**Exercise instructions:**
Output the records exactly as they appear, with no pictures included.

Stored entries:
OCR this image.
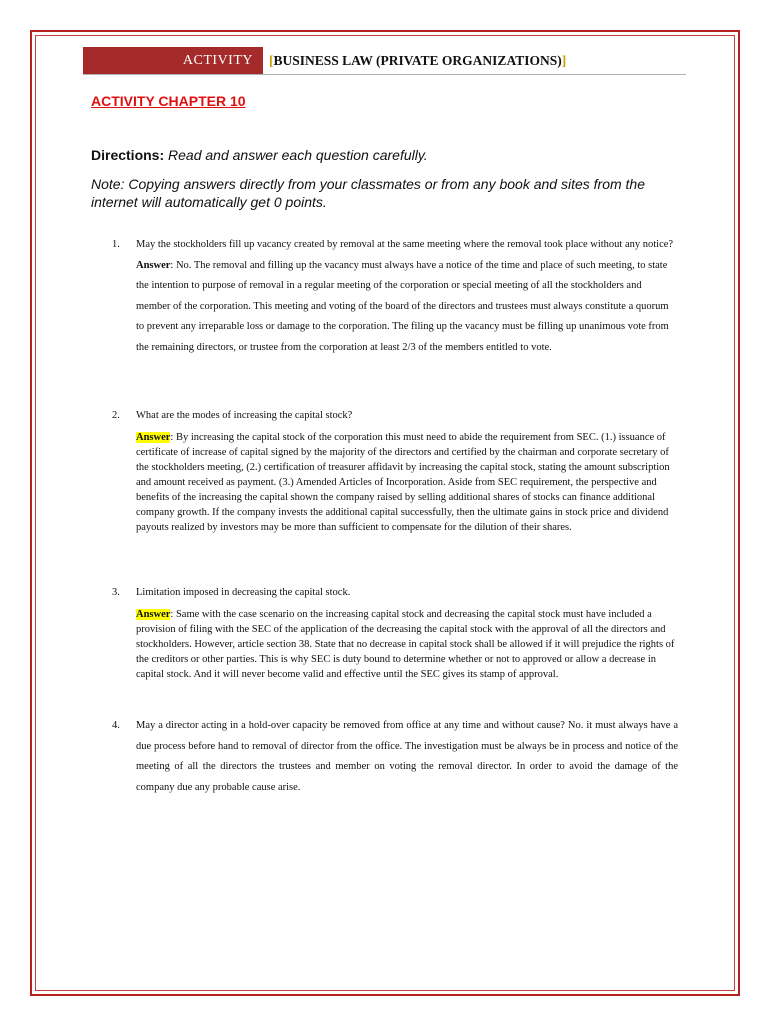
ACTIVITY	[BUSINESS LAW (PRIVATE ORGANIZATIONS)]
ACTIVITY CHAPTER 10
Directions: Read and answer each question carefully.
Note: Copying answers directly from your classmates or from any book and sites from the internet will automatically get 0 points.
1. May the stockholders fill up vacancy created by removal at the same meeting where the removal took place without any notice?
Answer: No. The removal and filling up the vacancy must always have a notice of the time and place of such meeting, to state the intention to purpose of removal in a regular meeting of the corporation or special meeting of all the stockholders and member of the corporation. This meeting and voting of the board of the directors and trustees must always constitute a quorum to prevent any irreparable loss or damage to the corporation. The filing up the vacancy must be filling up unanimous vote from the remaining directors, or trustee from the corporation at least 2/3 of the members entitled to vote.
2. What are the modes of increasing the capital stock?
Answer: By increasing the capital stock of the corporation this must need to abide the requirement from SEC. (1.) issuance of certificate of increase of capital signed by the majority of the directors and certified by the chairman and corporate secretary of the stockholders meeting, (2.) certification of treasurer affidavit by increasing the capital stock, stating the amount subscription and amount received as payment. (3.) Amended Articles of Incorporation. Aside from SEC requirement, the perspective and benefits of the increasing the capital shown the company raised by selling additional shares of stocks can finance additional company growth. If the company invests the additional capital successfully, then the ultimate gains in stock price and dividend payouts realized by investors may be more than sufficient to compensate for the dilution of their shares.
3. Limitation imposed in decreasing the capital stock.
Answer: Same with the case scenario on the increasing capital stock and decreasing the capital stock must have included a provision of filing with the SEC of the application of the decreasing the capital stock with the approval of all the directors and stockholders. However, article section 38. State that no decrease in capital stock shall be allowed if it will prejudice the rights of the creditors or other parties. This is why SEC is duty bound to determine whether or not to approved or allow a decrease in capital stock. And it will never become valid and effective until the SEC gives its stamp of approval.
4. May a director acting in a hold-over capacity be removed from office at any time and without cause? No. it must always have a due process before hand to removal of director from the office. The investigation must be always be in process and notice of the meeting of all the directors the trustees and member on voting the removal director. In order to avoid the damage of the company due any probable cause arise.
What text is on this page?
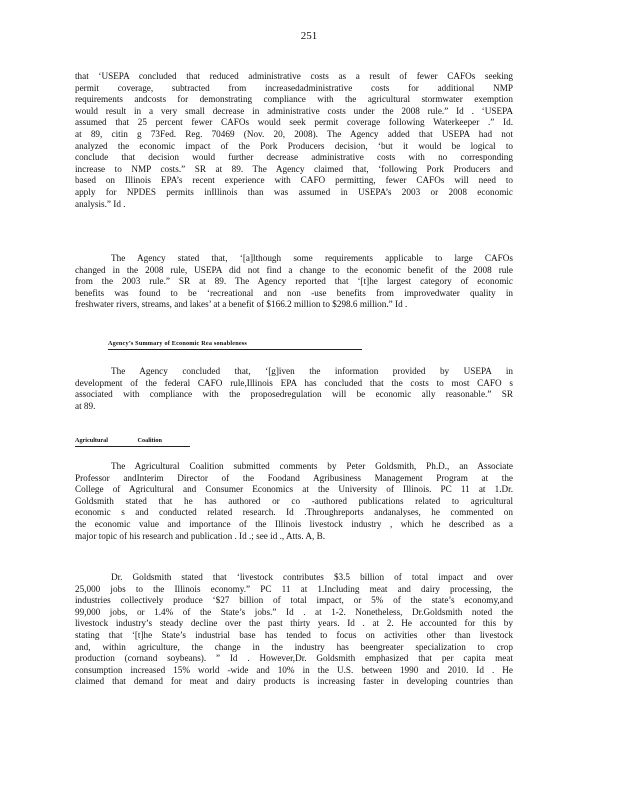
251
that ‘USEPA concluded that reduced administrative costs as a result of fewer CAFOs seeking
permit coverage, subtracted from increasedadministrative costs for additional NMP
requirements andcosts for demonstrating compliance with the agricultural stormwater exemption
would result in a very small decrease in administrative costs under the 2008 rule.” Id . ‘USEPA
assumed that 25 percent fewer CAFOs would seek permit coverage following Waterkeeper .” Id.
at 89, citin g 73Fed. Reg. 70469 (Nov. 20, 2008). The Agency added that USEPA had not
analyzed the economic impact of the Pork Producers decision, ‘but it would be logical to
conclude that decision would further decrease administrative costs with no corresponding
increase to NMP costs.” SR at 89. The Agency claimed that, ‘following Pork Producers and
based on Illinois EPA’s recent experience with CAFO permitting, fewer CAFOs will need to
apply for NPDES permits inIllinois than was assumed in USEPA’s 2003 or 2008 economic
analysis.” Id .
The Agency stated that, ‘[a]lthough some requirements applicable to large CAFOs
changed in the 2008 rule, USEPA did not find a change to the economic benefit of the 2008 rule
from the 2003 rule.” SR at 89. The Agency reported that ‘[t]he largest category of economic
benefits was found to be ‘recreational and non -use benefits from improvedwater quality in
freshwater rivers, streams, and lakes’ at a benefit of $166.2 million to $298.6 million.” Id .
Agency’s Summary of Economic Rea sonableness
The Agency concluded that, ‘[g]iven the information provided by USEPA in
development of the federal CAFO rule,Illinois EPA has concluded that the costs to most CAFO s
associated with compliance with the proposedregulation will be economic ally reasonable.” SR
at 89.
Agricultural Coalition
The Agricultural Coalition submitted comments by Peter Goldsmith, Ph.D., an Associate
Professor andInterim Director of the Foodand Agribusiness Management Program at the
College of Agricultural and Consumer Economics at the University of Illinois. PC 11 at 1.Dr.
Goldsmith stated that he has authored or co -authored publications related to agricultural
economic s and conducted related research. Id .Throughreports andanalyses, he commented on
the economic value and importance of the Illinois livestock industry , which he described as a
major topic of his research and publication . Id .; see id ., Atts. A, B.
Dr. Goldsmith stated that ‘livestock contributes $3.5 billion of total impact and over
25,000 jobs to the Illinois economy.” PC 11 at 1.Including meat and dairy processing, the
industries collectively produce ‘$27 billion of total impact, or 5% of the state’s economy,and
99,000 jobs, or 1.4% of the State’s jobs.” Id . at 1-2. Nonetheless, Dr.Goldsmith noted the
livestock industry’s steady decline over the past thirty years. Id . at 2. He accounted for this by
stating that ‘[t]he State’s industrial base has tended to focus on activities other than livestock
and, within agriculture, the change in the industry has beengreater specialization to crop
production (cornand soybeans). ” Id . However,Dr. Goldsmith emphasized that per capita meat
consumption increased 15% world -wide and 10% in the U.S. between 1990 and 2010. Id . He
claimed that demand for meat and dairy products is increasing faster in developing countries than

**Completed exercise:**
OCR this image.
ACTIVITY	[BUSINESS LAW (PRIVATE ORGANIZATIONS)]
ACTIVITY CHAPTER 10
Directions: Read and answer each question carefully.
Note: Copying answers directly from your classmates or from any book and sites from the internet will automatically get 0 points.
1. May the stockholders fill up vacancy created by removal at the same meeting where the removal took place without any notice?
Answer: No. The removal and filling up the vacancy must always have a notice of the time and place of such meeting, to state the intention to purpose of removal in a regular meeting of the corporation or special meeting of all the stockholders and member of the corporation. This meeting and voting of the board of the directors and trustees must always constitute a quorum to prevent any irreparable loss or damage to the corporation. The filing up the vacancy must be filling up unanimous vote from the remaining directors, or trustee from the corporation at least 2/3 of the members entitled to vote.
2. What are the modes of increasing the capital stock?
Answer: By increasing the capital stock of the corporation this must need to abide the requirement from SEC. (1.) issuance of certificate of increase of capital signed by the majority of the directors and certified by the chairman and corporate secretary of the stockholders meeting, (2.) certification of treasurer affidavit by increasing the capital stock, stating the amount subscription and amount received as payment. (3.) Amended Articles of Incorporation. Aside from SEC requirement, the perspective and benefits of the increasing the capital shown the company raised by selling additional shares of stocks can finance additional company growth. If the company invests the additional capital successfully, then the ultimate gains in stock price and dividend payouts realized by investors may be more than sufficient to compensate for the dilution of their shares.
3. Limitation imposed in decreasing the capital stock.
Answer: Same with the case scenario on the increasing capital stock and decreasing the capital stock must have included a provision of filing with the SEC of the application of the decreasing the capital stock with the approval of all the directors and stockholders. However, article section 38. State that no decrease in capital stock shall be allowed if it will prejudice the rights of the creditors or other parties. This is why SEC is duty bound to determine whether or not to approved or allow a decrease in capital stock. And it will never become valid and effective until the SEC gives its stamp of approval.
4. May a director acting in a hold-over capacity be removed from office at any time and without cause? No. it must always have a due process before hand to removal of director from the office. The investigation must be always be in process and notice of the meeting of all the directors the trustees and member on voting the removal director. In order to avoid the damage of the company due any probable cause arise.
What text is on this page?
251
that ‘USEPA concluded that reduced administrative costs as a result of fewer CAFOs seeking
permit coverage, subtracted from increasedadministrative costs for additional NMP
requirements andcosts for demonstrating compliance with the agricultural stormwater exemption
would result in a very small decrease in administrative costs under the 2008 rule.” Id . ‘USEPA
assumed that 25 percent fewer CAFOs would seek permit coverage following Waterkeeper .” Id.
at 89, citin g 73Fed. Reg. 70469 (Nov. 20, 2008). The Agency added that USEPA had not
analyzed the economic impact of the Pork Producers decision, ‘but it would be logical to
conclude that decision would further decrease administrative costs with no corresponding
increase to NMP costs.” SR at 89. The Agency claimed that, ‘following Pork Producers and
based on Illinois EPA’s recent experience with CAFO permitting, fewer CAFOs will need to
apply for NPDES permits inIllinois than was assumed in USEPA’s 2003 or 2008 economic
analysis.” Id .
The Agency stated that, ‘[a]lthough some requirements applicable to large CAFOs
changed in the 2008 rule, USEPA did not find a change to the economic benefit of the 2008 rule
from the 2003 rule.” SR at 89. The Agency reported that ‘[t]he largest category of economic
benefits was found to be ‘recreational and non -use benefits from improvedwater quality in
freshwater rivers, streams, and lakes’ at a benefit of $166.2 million to $298.6 million.” Id .
Agency’s Summary of Economic Rea sonableness
The Agency concluded that, ‘[g]iven the information provided by USEPA in
development of the federal CAFO rule,Illinois EPA has concluded that the costs to most CAFO s
associated with compliance with the proposedregulation will be economic ally reasonable.” SR
at 89.
Agricultural Coalition
The Agricultural Coalition submitted comments by Peter Goldsmith, Ph.D., an Associate
Professor andInterim Director of the Foodand Agribusiness Management Program at the
College of Agricultural and Consumer Economics at the University of Illinois. PC 11 at 1.Dr.
Goldsmith stated that he has authored or co -authored publications related to agricultural
economic s and conducted related research. Id .Throughreports andanalyses, he commented on
the economic value and importance of the Illinois livestock industry , which he described as a
major topic of his research and publication . Id .; see id ., Atts. A, B.
Dr. Goldsmith stated that ‘livestock contributes $3.5 billion of total impact and over
25,000 jobs to the Illinois economy.” PC 11 at 1.Including meat and dairy processing, the
industries collectively produce ‘$27 billion of total impact, or 5% of the state’s economy,and
99,000 jobs, or 1.4% of the State’s jobs.” Id . at 1-2. Nonetheless, Dr.Goldsmith noted the
livestock industry’s steady decline over the past thirty years. Id . at 2. He accounted for this by
stating that ‘[t]he State’s industrial base has tended to focus on activities other than livestock
and, within agriculture, the change in the industry has beengreater specialization to crop
production (cornand soybeans). ” Id . However,Dr. Goldsmith emphasized that per capita meat
consumption increased 15% world -wide and 10% in the U.S. between 1990 and 2010. Id . He
claimed that demand for meat and dairy products is increasing faster in developing countries than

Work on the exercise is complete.